• _Work required_: Which lines in the records below contain the word "结果的顺序"? Copy each one out.

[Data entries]

___

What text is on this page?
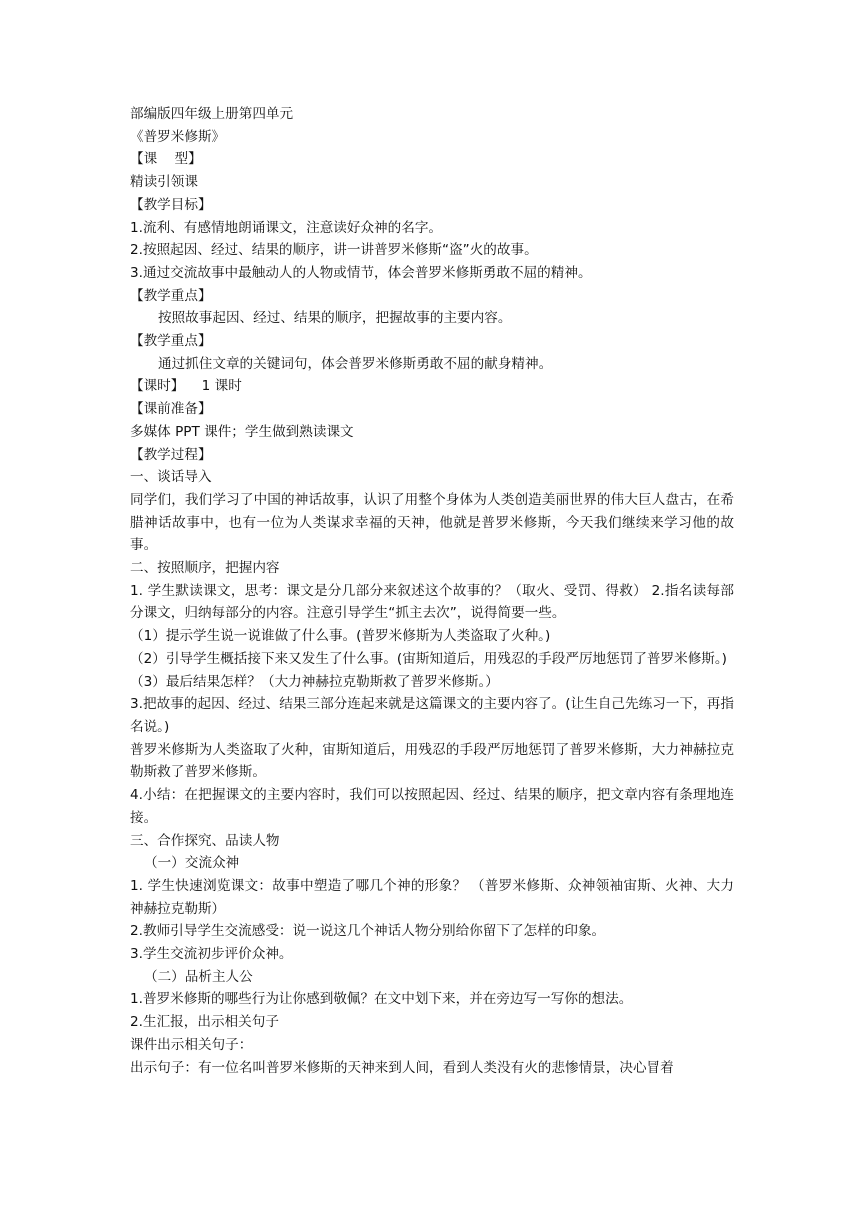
部编版四年级上册第四单元
《普罗米修斯》
【课    型】
精读引领课
【教学目标】
1.流利、有感情地朗诵课文，注意读好众神的名字。
2.按照起因、经过、结果的顺序，讲一讲普罗米修斯“盗”火的故事。
3.通过交流故事中最触动人的人物或情节，体会普罗米修斯勇敢不屈的精神。
【教学重点】
按照故事起因、经过、结果的顺序，把握故事的主要内容。
【教学重点】
通过抓住文章的关键词句，体会普罗米修斯勇敢不屈的献身精神。
【课时】    1 课时
【课前准备】
多媒体 PPT 课件；学生做到熟读课文
【教学过程】
一、谈话导入
同学们，我们学习了中国的神话故事，认识了用整个身体为人类创造美丽世界的伟大巨人盘古，在希腊神话故事中，也有一位为人类谋求幸福的天神，他就是普罗米修斯，今天我们继续来学习他的故事。
二、按照顺序，把握内容
1. 学生默读课文，思考：课文是分几部分来叙述这个故事的？（取火、受罚、得救） 2.指名读每部分课文，归纳每部分的内容。注意引导学生“抓主去次”，说得简要一些。
（1）提示学生说一说谁做了什么事。(普罗米修斯为人类盗取了火种。)
（2）引导学生概括接下来又发生了什么事。(宙斯知道后，用残忍的手段严厉地惩罚了普罗米修斯。)
（3）最后结果怎样？（大力神赫拉克勒斯救了普罗米修斯。）
3.把故事的起因、经过、结果三部分连起来就是这篇课文的主要内容了。(让生自己先练习一下，再指名说。)
普罗米修斯为人类盗取了火种，宙斯知道后，用残忍的手段严厉地惩罚了普罗米修斯，大力神赫拉克勒斯救了普罗米修斯。
4.小结：在把握课文的主要内容时，我们可以按照起因、经过、结果的顺序，把文章内容有条理地连接。
三、合作探究、品读人物
（一）交流众神
1. 学生快速浏览课文：故事中塑造了哪几个神的形象？ （普罗米修斯、众神领袖宙斯、火神、大力神赫拉克勒斯）
2.教师引导学生交流感受：说一说这几个神话人物分别给你留下了怎样的印象。
3.学生交流初步评价众神。
（二）品析主人公
1.普罗米修斯的哪些行为让你感到敬佩？在文中划下来，并在旁边写一写你的想法。
2.生汇报，出示相关句子
课件出示相关句子：
出示句子：有一位名叫普罗米修斯的天神来到人间，看到人类没有火的悲惨情景，决心冒着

___

• _Response below_:
2.按照起因、经过、结果的顺序，讲一讲普罗米修斯“盗”火的故事。
按照故事起因、经过、结果的顺序，把握故事的主要内容。
4.小结：在把握课文的主要内容时，我们可以按照起因、经过、结果的顺序，把文章内容有条理地连接。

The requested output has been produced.